-- Start of Supplied data --
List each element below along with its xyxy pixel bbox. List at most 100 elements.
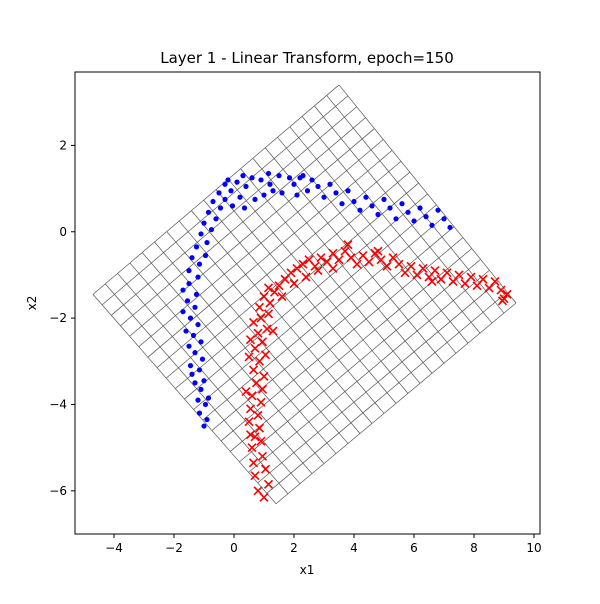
grid-line	[220, 237, 464, 442]
data-point-x	[257, 451, 268, 461]
data-point-x	[260, 350, 271, 360]
data-point-x	[430, 266, 440, 276]
data-point-dot	[202, 252, 209, 259]
series-layer	[180, 170, 512, 502]
data-point-dot	[189, 255, 195, 261]
data-point-x	[247, 391, 257, 401]
data-point-x	[394, 259, 404, 269]
data-point-dot	[204, 416, 210, 423]
data-point-x	[364, 257, 374, 267]
data-point-x	[256, 397, 266, 407]
data-point-dot	[441, 216, 447, 222]
data-point-dot	[243, 183, 249, 190]
data-point-dot	[198, 339, 204, 345]
data-point-x	[253, 486, 263, 496]
data-point-x	[382, 261, 392, 271]
data-point-dot	[357, 207, 363, 213]
data-point-x	[250, 432, 260, 442]
data-point-x	[289, 279, 299, 289]
x-tick-label: 6	[410, 541, 418, 555]
grid-line	[289, 126, 469, 344]
grid-line	[326, 95, 505, 314]
data-point-x	[313, 266, 323, 276]
data-point-dot	[201, 220, 207, 226]
data-point-x	[263, 283, 274, 293]
data-point-x	[292, 263, 302, 274]
data-point-x	[343, 240, 353, 250]
data-point-dot	[333, 190, 339, 196]
data-point-dot	[265, 170, 272, 177]
data-point-x	[251, 378, 262, 388]
data-point-dot	[196, 367, 203, 373]
x-tick-label: 8	[470, 541, 478, 555]
data-point-x	[248, 365, 259, 375]
data-point-dot	[190, 332, 197, 338]
data-point-x	[256, 436, 266, 446]
data-point-x	[418, 263, 428, 274]
data-point-dot	[225, 177, 231, 183]
data-point-x	[328, 263, 338, 274]
data-point-dot	[222, 181, 228, 187]
data-point-x	[466, 272, 476, 282]
x-tick-label: −2	[165, 541, 183, 555]
data-point-x	[427, 276, 437, 286]
data-point-x	[248, 317, 259, 327]
grid-line	[184, 193, 428, 400]
data-point-dot	[258, 177, 264, 183]
y-tick-label: 2	[59, 138, 67, 152]
data-point-dot	[249, 175, 255, 181]
data-point-dot	[315, 183, 321, 190]
data-point-dot	[294, 192, 300, 198]
data-point-dot	[205, 209, 212, 215]
data-point-dot	[202, 401, 209, 408]
plot-area-frame	[74, 71, 541, 535]
data-point-x	[244, 352, 254, 362]
data-point-dot	[184, 298, 191, 304]
data-point-x	[253, 410, 263, 420]
data-point-dot	[381, 196, 387, 202]
data-point-dot	[186, 343, 192, 349]
data-point-dot	[393, 216, 399, 222]
grid-line	[202, 215, 446, 421]
data-point-x	[263, 309, 274, 319]
data-point-dot	[345, 188, 351, 194]
data-point-dot	[180, 309, 186, 315]
data-point-x	[250, 343, 260, 353]
x-tick-label: 2	[290, 541, 298, 555]
grid-line	[193, 204, 437, 410]
data-point-dot	[217, 205, 224, 211]
data-point-dot	[193, 291, 200, 297]
data-point-dot	[321, 194, 327, 200]
data-point-dot	[192, 380, 198, 386]
data-point-dot	[187, 363, 194, 369]
grid-line	[275, 302, 517, 505]
data-point-dot	[201, 423, 207, 429]
data-point-x	[298, 259, 308, 269]
data-point-dot	[240, 173, 246, 179]
data-point-dot	[192, 350, 198, 356]
data-point-dot	[222, 196, 228, 202]
grid-line	[301, 116, 481, 334]
data-point-dot	[228, 188, 234, 194]
data-point-x	[301, 272, 311, 282]
grid-line	[338, 84, 517, 304]
y-axis-label: x2	[25, 296, 39, 311]
data-point-dot	[369, 203, 375, 209]
data-point-dot	[213, 216, 219, 222]
data-point-dot	[183, 328, 189, 334]
grid-line	[228, 178, 409, 394]
y-tick-label: −2	[49, 311, 67, 325]
data-point-x	[454, 270, 464, 280]
data-point-x	[373, 246, 383, 256]
grid-line	[240, 168, 421, 384]
grid-line	[248, 270, 490, 473]
data-point-x	[310, 261, 320, 271]
data-point-x	[259, 371, 269, 381]
axes: −4 −2 0 2 4 6 8 10 −6 −4 −2 0 2	[49, 138, 541, 555]
data-point-dot	[276, 173, 282, 179]
data-point-x	[253, 328, 263, 338]
data-point-x	[245, 430, 256, 440]
data-point-dot	[241, 205, 248, 211]
x-tick-label: −4	[105, 541, 123, 555]
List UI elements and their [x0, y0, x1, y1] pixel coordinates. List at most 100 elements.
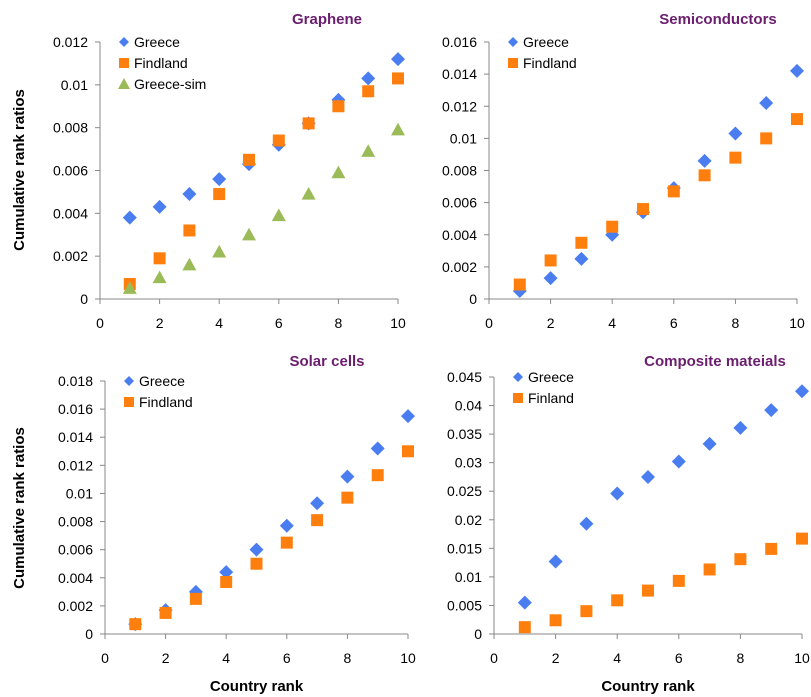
y-tick-label: 0.012	[58, 457, 93, 473]
data-point	[361, 71, 375, 85]
y-tick-label: 0	[469, 291, 477, 307]
x-tick-label: 10	[400, 650, 416, 666]
x-tick-label: 8	[335, 315, 343, 331]
y-tick-label: 0.01	[61, 77, 88, 93]
y-tick-label: 0.014	[442, 66, 477, 82]
data-point	[610, 487, 624, 501]
data-point	[280, 519, 294, 533]
chart-panel: 0 0.002 0.004 0.006 0.008 0.01 0.012 0.014 0.016…	[442, 11, 805, 331]
data-point	[242, 228, 256, 241]
legend-label: Greece	[134, 34, 180, 50]
data-point	[281, 537, 293, 549]
legend-item: Findland	[124, 394, 193, 410]
legend-label: Findland	[523, 55, 577, 71]
data-point	[519, 621, 531, 633]
x-tick-label: 6	[675, 650, 683, 666]
data-point	[273, 135, 285, 147]
data-point	[699, 169, 711, 181]
y-tick-label: 0.01	[66, 485, 93, 501]
x-tick-label: 6	[283, 650, 291, 666]
y-tick-label: 0.004	[58, 570, 93, 586]
x-tick-label: 8	[732, 315, 740, 331]
legend-item: Greece	[119, 34, 180, 50]
data-point	[544, 271, 558, 285]
data-point	[371, 441, 385, 455]
legend-label: Findland	[139, 394, 193, 410]
data-point	[580, 605, 592, 617]
data-point	[361, 144, 375, 157]
data-point	[673, 575, 685, 587]
data-point	[549, 554, 563, 568]
y-tick-label: 0.016	[442, 34, 477, 50]
data-point	[220, 576, 232, 588]
x-tick-label: 2	[552, 650, 560, 666]
legend-item: Findland	[508, 55, 577, 71]
y-tick-label: 0.025	[447, 483, 482, 499]
data-point	[672, 455, 686, 469]
legend-marker	[508, 37, 518, 47]
y-tick-label: 0.006	[53, 163, 88, 179]
data-point	[575, 237, 587, 249]
data-point	[668, 185, 680, 197]
x-tick-label: 4	[215, 315, 223, 331]
y-tick-label: 0.002	[53, 248, 88, 264]
data-point	[391, 123, 405, 136]
data-point	[703, 437, 717, 451]
x-tick-label: 10	[794, 650, 810, 666]
chart-title: Composite mateials	[644, 353, 786, 370]
chart-panel: 0 0.005 0.01 0.015 0.02 0.025 0.03 0.035 0.04 0.0…	[447, 353, 810, 695]
data-point	[391, 52, 405, 66]
data-point	[303, 117, 315, 129]
data-point	[212, 245, 226, 258]
x-tick-label: 2	[547, 315, 555, 331]
data-point	[574, 252, 588, 266]
x-tick-label: 4	[608, 315, 616, 331]
legend-marker	[513, 372, 523, 382]
data-point	[641, 470, 655, 484]
data-point	[765, 543, 777, 555]
data-point	[272, 208, 286, 221]
data-point	[729, 152, 741, 164]
y-tick-label: 0.008	[53, 120, 88, 136]
y-tick-label: 0	[80, 291, 88, 307]
y-tick-label: 0.006	[442, 195, 477, 211]
data-point	[340, 470, 354, 484]
data-point	[764, 403, 778, 417]
y-tick-label: 0.045	[447, 369, 482, 385]
legend-item: Greece	[513, 369, 574, 385]
y-tick-label: 0.01	[455, 569, 482, 585]
data-point	[760, 132, 772, 144]
data-point	[129, 618, 141, 630]
x-tick-label: 10	[789, 315, 805, 331]
data-point	[250, 543, 264, 557]
data-point	[311, 514, 323, 526]
x-axis-label: Country rank	[210, 678, 304, 695]
chart-title: Semiconductors	[659, 11, 777, 28]
y-tick-label: 0.01	[450, 130, 477, 146]
x-tick-label: 2	[162, 650, 170, 666]
legend-label: Finland	[528, 390, 574, 406]
data-point	[190, 593, 202, 605]
x-tick-label: 10	[390, 315, 406, 331]
y-tick-label: 0.012	[53, 34, 88, 50]
y-tick-label: 0	[85, 626, 93, 642]
legend-marker	[124, 376, 134, 386]
y-tick-label: 0.02	[455, 512, 482, 528]
legend-label: Greece-sim	[134, 76, 206, 92]
data-point	[182, 187, 196, 201]
y-tick-label: 0.016	[58, 401, 93, 417]
y-tick-label: 0.04	[455, 398, 482, 414]
x-tick-label: 6	[670, 315, 678, 331]
x-tick-label: 2	[156, 315, 164, 331]
legend-marker	[119, 58, 129, 68]
data-point	[160, 607, 172, 619]
legend-label: Greece	[139, 373, 185, 389]
y-tick-label: 0.004	[53, 205, 88, 221]
legend-label: Greece	[528, 369, 574, 385]
legend-label: Findland	[134, 55, 188, 71]
y-tick-label: 0.005	[447, 597, 482, 613]
x-tick-label: 4	[613, 650, 621, 666]
data-point	[550, 614, 562, 626]
legend-item: Greece-sim	[118, 76, 206, 92]
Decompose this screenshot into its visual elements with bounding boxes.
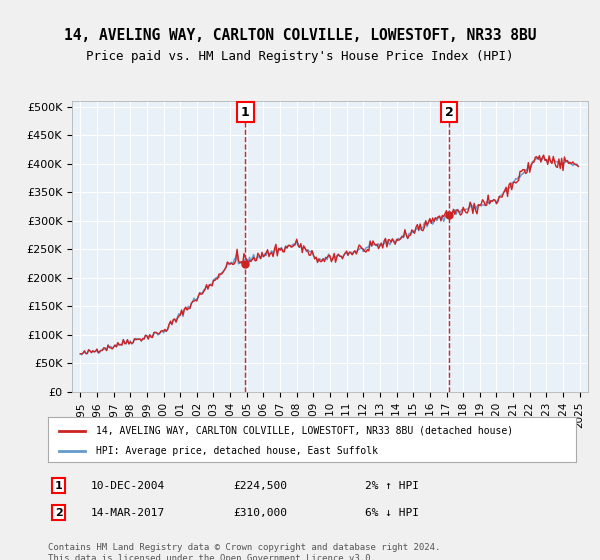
-- End of Supplied data --
### Task requirements:
Reproduce the lines verbatim, beginning at the line that contains "237, 464, 442]" and ending after the line that contains "391, 257, 401]".

### Correct result:
grid-line	[220, 237, 464, 442]
data-point-x	[257, 451, 268, 461]
data-point-x	[260, 350, 271, 360]
data-point-x	[430, 266, 440, 276]
data-point-dot	[202, 252, 209, 259]
series-layer	[180, 170, 512, 502]
data-point-dot	[189, 255, 195, 261]
data-point-x	[247, 391, 257, 401]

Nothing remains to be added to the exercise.